### Supplied records
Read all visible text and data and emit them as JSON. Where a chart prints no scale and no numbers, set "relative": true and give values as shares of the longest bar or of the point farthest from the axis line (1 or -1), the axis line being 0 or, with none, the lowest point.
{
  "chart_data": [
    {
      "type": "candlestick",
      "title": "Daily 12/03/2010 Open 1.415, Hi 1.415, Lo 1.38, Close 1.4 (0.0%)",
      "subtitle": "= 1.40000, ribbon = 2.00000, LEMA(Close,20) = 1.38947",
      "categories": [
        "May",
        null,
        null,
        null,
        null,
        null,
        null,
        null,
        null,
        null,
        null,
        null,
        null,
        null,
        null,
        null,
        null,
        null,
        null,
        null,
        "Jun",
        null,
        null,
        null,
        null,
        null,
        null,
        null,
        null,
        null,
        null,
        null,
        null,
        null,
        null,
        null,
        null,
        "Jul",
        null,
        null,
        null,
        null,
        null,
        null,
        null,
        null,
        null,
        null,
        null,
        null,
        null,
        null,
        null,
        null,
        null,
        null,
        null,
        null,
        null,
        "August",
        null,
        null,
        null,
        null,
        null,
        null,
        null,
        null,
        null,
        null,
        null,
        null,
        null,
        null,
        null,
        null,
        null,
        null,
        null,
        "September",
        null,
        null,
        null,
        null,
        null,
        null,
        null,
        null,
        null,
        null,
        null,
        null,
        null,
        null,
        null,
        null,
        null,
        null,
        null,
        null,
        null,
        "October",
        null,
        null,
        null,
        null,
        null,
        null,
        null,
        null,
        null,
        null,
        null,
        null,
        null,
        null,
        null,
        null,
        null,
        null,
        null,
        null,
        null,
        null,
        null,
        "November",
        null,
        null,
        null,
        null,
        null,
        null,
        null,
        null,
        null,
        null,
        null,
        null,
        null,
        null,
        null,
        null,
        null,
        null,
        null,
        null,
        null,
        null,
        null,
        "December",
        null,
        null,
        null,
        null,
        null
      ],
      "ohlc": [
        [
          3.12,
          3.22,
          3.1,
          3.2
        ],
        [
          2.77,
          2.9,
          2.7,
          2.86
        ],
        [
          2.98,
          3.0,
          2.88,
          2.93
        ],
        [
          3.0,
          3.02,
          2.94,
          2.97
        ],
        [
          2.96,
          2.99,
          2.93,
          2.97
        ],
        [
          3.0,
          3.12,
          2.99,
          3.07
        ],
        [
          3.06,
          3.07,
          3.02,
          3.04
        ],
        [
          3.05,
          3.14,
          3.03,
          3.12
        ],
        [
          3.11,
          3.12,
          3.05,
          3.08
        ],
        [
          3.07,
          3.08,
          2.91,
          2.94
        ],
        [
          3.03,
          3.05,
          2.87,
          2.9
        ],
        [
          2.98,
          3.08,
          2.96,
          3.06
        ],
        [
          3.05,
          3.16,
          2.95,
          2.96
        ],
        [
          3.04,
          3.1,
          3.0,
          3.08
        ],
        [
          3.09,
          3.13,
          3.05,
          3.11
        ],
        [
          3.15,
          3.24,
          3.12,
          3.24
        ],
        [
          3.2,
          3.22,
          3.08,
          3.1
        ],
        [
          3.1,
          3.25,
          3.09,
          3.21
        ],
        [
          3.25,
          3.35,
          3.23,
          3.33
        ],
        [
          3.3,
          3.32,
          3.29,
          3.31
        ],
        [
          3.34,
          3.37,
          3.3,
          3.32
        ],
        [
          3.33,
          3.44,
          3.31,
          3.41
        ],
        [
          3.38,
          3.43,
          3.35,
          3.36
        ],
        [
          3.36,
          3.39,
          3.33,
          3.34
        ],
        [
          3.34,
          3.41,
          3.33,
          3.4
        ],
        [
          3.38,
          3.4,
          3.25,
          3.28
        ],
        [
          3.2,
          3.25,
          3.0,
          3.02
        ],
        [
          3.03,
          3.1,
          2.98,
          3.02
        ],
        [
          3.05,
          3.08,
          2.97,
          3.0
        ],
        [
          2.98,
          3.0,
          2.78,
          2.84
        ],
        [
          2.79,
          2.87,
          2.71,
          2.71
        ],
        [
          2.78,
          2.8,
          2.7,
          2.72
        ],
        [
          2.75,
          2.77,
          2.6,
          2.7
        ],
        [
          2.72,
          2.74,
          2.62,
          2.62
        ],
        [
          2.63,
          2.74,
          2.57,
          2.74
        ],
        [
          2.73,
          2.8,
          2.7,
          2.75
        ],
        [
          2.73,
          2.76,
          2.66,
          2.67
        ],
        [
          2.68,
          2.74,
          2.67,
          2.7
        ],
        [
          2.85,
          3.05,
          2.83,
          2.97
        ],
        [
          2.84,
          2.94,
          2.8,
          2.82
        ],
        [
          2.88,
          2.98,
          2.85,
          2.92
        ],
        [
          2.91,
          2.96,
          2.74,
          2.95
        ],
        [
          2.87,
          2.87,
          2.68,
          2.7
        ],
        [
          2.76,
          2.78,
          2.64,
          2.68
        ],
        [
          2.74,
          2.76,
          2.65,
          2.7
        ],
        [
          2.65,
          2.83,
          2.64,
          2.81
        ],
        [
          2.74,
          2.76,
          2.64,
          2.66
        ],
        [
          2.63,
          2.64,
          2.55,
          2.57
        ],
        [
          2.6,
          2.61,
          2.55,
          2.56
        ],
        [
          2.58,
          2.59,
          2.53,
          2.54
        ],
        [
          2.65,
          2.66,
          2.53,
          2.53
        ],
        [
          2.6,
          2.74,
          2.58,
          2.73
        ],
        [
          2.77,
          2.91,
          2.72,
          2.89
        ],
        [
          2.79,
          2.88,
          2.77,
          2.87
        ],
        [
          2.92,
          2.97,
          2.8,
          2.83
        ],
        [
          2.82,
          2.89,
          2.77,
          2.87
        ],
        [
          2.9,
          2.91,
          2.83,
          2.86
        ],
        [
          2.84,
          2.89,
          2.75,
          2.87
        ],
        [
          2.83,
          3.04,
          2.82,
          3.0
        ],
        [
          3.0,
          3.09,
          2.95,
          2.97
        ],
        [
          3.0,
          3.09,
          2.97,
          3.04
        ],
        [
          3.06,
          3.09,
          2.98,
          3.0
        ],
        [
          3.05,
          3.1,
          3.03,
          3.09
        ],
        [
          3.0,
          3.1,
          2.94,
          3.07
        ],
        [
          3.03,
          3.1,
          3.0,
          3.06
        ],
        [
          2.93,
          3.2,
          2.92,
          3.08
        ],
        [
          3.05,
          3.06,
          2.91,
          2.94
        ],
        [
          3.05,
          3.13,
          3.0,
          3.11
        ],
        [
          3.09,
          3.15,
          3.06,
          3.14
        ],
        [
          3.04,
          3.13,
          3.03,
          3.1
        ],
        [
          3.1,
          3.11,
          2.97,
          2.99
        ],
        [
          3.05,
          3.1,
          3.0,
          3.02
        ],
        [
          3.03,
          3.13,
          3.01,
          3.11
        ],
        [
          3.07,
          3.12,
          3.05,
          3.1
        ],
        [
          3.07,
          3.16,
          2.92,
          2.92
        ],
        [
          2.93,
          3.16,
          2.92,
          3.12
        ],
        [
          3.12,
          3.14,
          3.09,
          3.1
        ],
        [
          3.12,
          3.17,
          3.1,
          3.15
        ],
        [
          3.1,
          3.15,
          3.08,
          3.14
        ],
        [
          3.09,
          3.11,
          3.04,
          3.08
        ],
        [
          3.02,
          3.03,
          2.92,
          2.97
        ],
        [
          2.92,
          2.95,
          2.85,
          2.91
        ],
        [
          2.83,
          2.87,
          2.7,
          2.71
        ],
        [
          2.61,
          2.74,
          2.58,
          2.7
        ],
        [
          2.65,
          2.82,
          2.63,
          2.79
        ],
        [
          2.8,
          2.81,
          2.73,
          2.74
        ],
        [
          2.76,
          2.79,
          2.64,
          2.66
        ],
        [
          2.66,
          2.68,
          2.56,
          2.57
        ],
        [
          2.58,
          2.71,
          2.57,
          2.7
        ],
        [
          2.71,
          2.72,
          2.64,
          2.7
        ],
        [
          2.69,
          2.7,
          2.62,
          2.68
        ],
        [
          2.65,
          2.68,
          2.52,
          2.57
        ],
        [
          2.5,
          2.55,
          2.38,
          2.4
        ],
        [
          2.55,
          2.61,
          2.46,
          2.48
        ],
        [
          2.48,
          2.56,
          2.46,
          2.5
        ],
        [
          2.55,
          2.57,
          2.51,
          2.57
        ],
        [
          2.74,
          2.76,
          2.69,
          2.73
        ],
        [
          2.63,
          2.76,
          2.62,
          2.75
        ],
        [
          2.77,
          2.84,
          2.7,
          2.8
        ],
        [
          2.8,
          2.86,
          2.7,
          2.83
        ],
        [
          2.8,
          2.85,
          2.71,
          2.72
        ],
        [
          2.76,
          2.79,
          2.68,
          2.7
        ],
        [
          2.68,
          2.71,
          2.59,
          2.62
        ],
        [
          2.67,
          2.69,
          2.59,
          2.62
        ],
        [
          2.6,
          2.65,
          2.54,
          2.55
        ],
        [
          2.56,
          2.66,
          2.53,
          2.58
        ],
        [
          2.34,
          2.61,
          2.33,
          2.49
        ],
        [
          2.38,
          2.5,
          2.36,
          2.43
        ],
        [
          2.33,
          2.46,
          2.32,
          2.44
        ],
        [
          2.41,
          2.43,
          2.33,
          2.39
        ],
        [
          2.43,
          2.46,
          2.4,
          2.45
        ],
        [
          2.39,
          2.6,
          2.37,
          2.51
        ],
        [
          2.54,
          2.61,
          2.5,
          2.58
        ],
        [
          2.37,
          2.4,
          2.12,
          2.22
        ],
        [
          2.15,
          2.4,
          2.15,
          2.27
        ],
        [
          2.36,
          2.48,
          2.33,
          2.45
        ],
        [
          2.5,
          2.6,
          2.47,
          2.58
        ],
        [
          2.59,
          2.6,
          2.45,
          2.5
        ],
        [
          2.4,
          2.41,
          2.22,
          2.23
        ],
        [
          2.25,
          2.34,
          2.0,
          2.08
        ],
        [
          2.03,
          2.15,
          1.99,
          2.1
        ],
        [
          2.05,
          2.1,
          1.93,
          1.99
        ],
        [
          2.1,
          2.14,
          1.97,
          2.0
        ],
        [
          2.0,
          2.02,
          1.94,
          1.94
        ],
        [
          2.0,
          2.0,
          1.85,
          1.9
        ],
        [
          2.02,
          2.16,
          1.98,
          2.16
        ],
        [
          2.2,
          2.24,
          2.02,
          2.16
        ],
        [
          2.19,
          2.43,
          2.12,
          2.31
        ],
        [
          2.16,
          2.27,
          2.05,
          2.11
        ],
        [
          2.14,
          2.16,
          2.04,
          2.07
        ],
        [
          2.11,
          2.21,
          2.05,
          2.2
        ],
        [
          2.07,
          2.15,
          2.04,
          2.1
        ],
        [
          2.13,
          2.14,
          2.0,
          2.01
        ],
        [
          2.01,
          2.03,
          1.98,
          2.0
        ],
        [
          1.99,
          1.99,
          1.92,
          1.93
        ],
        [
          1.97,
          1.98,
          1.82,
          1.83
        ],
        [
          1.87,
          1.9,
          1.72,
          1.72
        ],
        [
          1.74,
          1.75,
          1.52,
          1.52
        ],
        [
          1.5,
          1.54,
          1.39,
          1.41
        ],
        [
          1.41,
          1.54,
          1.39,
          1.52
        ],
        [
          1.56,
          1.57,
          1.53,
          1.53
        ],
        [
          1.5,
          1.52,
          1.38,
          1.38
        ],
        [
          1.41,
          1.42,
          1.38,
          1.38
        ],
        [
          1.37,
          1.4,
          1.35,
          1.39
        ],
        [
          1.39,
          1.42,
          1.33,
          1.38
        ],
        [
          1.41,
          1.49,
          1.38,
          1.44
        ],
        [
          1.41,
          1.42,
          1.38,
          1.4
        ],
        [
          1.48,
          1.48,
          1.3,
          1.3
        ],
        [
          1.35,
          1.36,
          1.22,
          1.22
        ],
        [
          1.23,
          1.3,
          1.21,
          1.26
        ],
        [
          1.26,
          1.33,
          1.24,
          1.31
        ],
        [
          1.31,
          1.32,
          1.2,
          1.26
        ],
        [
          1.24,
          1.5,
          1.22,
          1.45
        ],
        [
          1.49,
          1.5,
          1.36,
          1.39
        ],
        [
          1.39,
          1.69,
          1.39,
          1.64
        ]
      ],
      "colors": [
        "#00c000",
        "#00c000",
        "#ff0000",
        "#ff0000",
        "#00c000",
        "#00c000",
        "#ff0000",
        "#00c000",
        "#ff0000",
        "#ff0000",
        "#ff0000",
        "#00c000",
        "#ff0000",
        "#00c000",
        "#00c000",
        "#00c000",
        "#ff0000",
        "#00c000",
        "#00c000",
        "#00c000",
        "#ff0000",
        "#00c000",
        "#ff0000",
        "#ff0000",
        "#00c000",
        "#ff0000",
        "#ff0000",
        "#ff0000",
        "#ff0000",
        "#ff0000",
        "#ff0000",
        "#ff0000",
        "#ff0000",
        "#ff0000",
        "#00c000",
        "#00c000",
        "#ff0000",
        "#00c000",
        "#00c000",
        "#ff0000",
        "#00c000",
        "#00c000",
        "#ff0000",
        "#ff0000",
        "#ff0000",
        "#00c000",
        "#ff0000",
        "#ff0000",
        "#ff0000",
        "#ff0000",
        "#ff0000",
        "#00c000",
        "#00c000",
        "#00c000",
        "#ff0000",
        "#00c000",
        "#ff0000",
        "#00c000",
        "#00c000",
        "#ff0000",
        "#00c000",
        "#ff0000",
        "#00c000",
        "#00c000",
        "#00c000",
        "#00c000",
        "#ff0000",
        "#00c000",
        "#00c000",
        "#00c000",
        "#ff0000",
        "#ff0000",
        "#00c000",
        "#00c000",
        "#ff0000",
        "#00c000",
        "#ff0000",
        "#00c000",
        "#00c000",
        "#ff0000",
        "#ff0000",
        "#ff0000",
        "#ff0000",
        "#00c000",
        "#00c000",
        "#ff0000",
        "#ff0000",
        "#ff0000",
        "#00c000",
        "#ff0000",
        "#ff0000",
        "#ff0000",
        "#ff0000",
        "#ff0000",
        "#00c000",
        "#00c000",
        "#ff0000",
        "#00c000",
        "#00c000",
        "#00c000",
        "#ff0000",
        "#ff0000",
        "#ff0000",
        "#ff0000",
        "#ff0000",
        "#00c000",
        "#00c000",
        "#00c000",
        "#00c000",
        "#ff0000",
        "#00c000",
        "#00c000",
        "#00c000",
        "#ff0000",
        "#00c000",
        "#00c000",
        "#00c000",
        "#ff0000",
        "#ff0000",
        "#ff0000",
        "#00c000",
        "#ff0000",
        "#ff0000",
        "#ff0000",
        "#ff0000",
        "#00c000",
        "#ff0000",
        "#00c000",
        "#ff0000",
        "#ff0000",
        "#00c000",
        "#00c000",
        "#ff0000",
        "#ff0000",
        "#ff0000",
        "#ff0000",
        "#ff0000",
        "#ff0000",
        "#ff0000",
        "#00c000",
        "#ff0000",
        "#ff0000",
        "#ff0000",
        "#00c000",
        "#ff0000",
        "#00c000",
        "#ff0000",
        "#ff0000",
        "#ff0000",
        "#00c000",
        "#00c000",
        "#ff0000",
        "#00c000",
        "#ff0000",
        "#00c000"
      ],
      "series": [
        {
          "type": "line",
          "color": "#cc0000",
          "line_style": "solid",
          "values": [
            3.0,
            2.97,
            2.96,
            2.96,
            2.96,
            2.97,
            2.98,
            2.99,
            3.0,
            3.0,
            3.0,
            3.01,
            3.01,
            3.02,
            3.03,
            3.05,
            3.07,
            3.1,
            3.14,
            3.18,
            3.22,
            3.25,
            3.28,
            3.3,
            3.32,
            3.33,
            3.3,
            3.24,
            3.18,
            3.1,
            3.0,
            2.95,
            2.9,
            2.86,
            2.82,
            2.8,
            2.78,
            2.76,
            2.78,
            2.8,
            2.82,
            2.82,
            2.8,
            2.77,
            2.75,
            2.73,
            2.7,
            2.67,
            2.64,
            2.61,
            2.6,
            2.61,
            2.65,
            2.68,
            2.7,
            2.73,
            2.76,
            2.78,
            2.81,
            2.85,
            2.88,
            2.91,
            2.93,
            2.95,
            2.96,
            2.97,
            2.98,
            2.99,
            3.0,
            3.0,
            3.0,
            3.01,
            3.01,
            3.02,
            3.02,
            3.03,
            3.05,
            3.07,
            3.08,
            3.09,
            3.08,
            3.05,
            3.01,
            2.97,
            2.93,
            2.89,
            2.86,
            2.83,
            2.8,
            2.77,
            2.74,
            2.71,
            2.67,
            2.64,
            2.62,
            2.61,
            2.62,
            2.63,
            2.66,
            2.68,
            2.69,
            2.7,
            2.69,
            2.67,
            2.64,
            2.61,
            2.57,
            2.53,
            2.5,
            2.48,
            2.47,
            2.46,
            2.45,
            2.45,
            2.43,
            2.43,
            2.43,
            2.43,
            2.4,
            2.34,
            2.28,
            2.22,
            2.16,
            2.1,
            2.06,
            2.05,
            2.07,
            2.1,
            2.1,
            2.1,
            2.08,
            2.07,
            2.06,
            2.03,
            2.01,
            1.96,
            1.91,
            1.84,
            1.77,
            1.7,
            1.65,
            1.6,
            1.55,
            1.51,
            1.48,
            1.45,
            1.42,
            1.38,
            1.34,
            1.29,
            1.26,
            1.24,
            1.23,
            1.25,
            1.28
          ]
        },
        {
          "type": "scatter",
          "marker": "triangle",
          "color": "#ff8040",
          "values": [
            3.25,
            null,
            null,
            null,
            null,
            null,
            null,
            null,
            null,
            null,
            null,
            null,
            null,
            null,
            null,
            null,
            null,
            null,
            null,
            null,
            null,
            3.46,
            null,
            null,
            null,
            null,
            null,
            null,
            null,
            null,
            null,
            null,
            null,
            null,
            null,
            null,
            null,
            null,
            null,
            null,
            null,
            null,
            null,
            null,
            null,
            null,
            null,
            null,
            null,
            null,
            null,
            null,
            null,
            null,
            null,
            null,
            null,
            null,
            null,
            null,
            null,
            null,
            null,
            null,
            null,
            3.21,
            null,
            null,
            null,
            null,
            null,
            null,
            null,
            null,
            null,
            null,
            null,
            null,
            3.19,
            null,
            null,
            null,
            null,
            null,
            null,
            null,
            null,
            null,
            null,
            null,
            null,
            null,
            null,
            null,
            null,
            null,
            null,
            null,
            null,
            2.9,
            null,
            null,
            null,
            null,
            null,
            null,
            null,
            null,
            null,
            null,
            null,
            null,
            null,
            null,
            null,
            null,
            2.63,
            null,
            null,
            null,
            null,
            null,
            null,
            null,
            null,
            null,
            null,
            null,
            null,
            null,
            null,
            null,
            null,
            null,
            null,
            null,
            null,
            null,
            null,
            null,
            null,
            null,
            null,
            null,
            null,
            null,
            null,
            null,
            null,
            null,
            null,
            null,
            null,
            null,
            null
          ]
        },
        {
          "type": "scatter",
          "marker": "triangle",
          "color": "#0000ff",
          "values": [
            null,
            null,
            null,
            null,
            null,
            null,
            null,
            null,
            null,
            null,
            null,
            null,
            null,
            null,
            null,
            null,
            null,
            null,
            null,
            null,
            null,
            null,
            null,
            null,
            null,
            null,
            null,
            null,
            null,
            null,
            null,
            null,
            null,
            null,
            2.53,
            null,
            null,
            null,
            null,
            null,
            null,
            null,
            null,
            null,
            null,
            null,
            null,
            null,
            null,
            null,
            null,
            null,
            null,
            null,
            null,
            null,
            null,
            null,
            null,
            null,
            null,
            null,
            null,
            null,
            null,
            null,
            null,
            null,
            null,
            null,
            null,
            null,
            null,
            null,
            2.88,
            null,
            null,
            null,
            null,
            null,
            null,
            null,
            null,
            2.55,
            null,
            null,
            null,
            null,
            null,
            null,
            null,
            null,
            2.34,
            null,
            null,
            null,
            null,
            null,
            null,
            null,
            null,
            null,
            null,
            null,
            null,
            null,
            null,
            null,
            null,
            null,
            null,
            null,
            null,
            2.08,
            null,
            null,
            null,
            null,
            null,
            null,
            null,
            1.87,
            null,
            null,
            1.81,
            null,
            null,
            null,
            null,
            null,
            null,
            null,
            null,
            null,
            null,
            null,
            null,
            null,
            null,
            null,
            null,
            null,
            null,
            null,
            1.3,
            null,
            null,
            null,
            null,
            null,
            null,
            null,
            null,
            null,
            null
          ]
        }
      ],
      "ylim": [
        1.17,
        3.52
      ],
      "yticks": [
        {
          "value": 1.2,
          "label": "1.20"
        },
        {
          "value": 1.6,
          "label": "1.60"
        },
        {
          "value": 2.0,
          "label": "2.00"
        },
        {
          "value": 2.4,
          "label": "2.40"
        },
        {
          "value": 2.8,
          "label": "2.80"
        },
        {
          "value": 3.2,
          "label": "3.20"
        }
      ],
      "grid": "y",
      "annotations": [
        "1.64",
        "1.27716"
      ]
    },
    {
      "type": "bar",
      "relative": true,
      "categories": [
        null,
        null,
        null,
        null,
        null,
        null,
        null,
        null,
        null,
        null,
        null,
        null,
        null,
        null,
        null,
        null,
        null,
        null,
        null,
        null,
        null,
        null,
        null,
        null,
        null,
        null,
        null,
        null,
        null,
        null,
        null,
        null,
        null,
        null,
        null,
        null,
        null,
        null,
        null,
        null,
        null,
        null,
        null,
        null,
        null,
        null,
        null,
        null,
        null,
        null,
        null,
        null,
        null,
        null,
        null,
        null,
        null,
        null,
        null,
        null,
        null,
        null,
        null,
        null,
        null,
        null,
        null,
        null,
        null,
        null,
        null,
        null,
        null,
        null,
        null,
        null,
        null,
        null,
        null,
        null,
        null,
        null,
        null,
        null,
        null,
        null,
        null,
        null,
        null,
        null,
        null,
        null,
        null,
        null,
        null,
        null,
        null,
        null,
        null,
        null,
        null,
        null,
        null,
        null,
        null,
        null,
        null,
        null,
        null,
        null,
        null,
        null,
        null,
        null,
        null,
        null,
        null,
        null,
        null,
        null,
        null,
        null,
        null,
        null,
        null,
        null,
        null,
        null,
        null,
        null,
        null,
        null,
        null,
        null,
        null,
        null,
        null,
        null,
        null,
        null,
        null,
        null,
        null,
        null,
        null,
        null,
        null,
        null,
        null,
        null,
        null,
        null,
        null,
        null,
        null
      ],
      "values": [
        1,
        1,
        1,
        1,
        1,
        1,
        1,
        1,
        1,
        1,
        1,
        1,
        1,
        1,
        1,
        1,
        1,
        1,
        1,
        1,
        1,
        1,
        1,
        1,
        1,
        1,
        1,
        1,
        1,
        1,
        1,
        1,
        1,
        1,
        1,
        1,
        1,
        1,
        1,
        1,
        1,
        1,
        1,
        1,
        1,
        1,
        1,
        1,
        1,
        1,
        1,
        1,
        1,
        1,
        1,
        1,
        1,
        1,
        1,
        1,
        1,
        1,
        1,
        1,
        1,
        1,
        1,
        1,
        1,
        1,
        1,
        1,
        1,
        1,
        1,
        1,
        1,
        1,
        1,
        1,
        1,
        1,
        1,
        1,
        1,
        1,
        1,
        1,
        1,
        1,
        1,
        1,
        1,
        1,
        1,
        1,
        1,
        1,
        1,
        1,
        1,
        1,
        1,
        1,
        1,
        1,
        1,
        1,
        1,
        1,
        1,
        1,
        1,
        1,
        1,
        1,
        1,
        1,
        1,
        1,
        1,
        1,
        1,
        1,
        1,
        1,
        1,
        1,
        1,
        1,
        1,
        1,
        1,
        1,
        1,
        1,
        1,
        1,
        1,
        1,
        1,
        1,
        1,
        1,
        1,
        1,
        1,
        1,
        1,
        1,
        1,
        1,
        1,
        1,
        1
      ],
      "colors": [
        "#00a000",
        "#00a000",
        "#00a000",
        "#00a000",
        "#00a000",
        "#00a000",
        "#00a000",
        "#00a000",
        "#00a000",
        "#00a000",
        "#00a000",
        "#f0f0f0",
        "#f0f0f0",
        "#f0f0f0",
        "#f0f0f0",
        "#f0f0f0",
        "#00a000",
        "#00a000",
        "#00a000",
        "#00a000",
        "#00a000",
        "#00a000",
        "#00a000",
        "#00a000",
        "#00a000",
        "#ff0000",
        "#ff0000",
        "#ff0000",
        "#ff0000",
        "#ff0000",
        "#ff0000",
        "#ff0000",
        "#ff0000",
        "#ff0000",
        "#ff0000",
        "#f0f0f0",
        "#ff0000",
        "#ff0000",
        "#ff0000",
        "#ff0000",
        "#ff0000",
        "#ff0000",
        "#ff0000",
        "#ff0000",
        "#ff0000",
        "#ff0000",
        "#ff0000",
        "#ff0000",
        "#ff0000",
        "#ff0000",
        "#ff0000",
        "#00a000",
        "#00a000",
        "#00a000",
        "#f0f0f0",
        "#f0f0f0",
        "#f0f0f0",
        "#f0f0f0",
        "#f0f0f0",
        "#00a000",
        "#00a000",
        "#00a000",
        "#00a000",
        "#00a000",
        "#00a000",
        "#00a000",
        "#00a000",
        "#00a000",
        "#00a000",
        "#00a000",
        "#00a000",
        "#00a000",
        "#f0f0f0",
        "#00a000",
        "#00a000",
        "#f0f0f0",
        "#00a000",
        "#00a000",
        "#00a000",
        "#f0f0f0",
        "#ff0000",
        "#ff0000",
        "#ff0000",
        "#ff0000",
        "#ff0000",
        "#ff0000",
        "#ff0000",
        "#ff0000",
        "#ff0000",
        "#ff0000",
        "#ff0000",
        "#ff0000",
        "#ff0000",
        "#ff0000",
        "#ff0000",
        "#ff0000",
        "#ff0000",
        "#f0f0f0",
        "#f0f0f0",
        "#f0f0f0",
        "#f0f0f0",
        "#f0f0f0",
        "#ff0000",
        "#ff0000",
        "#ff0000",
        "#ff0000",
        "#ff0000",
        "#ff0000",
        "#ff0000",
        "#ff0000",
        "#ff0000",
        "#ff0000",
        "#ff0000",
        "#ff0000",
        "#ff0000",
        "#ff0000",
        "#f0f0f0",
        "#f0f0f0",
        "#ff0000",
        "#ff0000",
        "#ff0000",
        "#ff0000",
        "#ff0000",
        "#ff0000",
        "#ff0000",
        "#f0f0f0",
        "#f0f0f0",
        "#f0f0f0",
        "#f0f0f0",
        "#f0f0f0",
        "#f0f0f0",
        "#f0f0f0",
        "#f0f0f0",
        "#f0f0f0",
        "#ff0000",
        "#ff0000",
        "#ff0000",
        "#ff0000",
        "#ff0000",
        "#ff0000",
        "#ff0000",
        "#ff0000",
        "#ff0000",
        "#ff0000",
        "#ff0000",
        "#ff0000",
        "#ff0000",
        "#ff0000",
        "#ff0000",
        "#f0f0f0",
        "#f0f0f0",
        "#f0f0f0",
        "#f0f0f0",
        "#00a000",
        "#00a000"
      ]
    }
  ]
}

### Written exercise
Look through the entries above. Extract each line with the word "true".

### Exercise response
Read all visible text and data and emit them as JSON. Where a chart prints no scale and no numbers, set "relative": true and give values as shares of the longest bar or of the point farthest from the axis line (1 or -1), the axis line being 0 or, with none, the lowest point.
      "relative": true,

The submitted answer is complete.